### DIRECTIVE
Look through the data for the string "label". Copy every line where it is found.

##### RECORD SET #####

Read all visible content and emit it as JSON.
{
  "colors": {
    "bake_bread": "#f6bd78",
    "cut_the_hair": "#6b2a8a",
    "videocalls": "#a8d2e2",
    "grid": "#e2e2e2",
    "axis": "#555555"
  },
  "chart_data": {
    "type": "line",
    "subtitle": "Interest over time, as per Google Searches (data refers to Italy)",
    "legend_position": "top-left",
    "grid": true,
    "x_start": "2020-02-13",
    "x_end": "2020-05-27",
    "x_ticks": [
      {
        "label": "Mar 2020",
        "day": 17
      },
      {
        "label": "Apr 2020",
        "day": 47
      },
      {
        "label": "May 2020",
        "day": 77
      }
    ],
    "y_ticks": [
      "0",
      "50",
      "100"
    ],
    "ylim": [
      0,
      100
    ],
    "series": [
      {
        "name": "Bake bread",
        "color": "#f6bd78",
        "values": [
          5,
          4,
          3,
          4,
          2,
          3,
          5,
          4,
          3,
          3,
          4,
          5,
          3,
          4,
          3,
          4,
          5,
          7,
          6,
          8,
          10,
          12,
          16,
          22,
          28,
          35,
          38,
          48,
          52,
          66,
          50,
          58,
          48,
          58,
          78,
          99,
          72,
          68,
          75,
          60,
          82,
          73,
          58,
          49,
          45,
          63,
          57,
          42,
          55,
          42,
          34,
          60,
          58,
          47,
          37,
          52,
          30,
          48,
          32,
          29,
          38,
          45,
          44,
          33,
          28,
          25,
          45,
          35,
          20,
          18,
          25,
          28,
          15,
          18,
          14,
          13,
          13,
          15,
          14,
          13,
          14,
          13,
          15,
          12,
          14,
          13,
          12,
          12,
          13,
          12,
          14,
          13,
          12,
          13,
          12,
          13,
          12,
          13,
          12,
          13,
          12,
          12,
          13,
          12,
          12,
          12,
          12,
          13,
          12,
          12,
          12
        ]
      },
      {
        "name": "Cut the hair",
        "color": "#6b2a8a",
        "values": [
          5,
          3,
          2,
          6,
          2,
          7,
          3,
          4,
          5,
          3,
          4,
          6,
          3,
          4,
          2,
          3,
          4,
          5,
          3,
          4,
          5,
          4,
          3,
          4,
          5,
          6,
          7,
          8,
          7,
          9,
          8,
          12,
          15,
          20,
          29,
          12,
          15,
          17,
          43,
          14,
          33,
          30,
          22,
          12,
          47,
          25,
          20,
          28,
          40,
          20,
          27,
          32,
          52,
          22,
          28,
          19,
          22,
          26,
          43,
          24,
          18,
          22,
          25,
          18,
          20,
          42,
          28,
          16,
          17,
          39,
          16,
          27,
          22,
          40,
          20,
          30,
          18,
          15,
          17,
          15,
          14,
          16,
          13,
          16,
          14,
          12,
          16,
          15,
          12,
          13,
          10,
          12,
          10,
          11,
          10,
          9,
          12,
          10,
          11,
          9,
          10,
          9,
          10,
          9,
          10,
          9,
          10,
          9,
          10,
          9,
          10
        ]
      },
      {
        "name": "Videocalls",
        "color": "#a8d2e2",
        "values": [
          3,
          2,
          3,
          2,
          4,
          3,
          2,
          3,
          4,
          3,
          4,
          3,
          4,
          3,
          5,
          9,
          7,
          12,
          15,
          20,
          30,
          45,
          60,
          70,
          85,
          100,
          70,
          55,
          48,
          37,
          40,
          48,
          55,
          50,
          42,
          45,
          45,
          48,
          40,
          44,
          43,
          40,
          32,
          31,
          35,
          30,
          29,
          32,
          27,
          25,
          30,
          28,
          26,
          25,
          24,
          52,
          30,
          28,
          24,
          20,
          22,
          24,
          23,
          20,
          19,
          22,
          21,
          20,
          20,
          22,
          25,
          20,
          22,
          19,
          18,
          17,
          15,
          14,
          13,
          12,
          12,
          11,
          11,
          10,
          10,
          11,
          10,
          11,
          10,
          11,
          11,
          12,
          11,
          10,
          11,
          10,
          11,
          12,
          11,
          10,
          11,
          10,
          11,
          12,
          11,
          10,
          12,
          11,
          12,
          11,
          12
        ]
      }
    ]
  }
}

#####

### WRITTEN ANSWER
        "label": "Mar 2020",
        "label": "Apr 2020",
        "label": "May 2020",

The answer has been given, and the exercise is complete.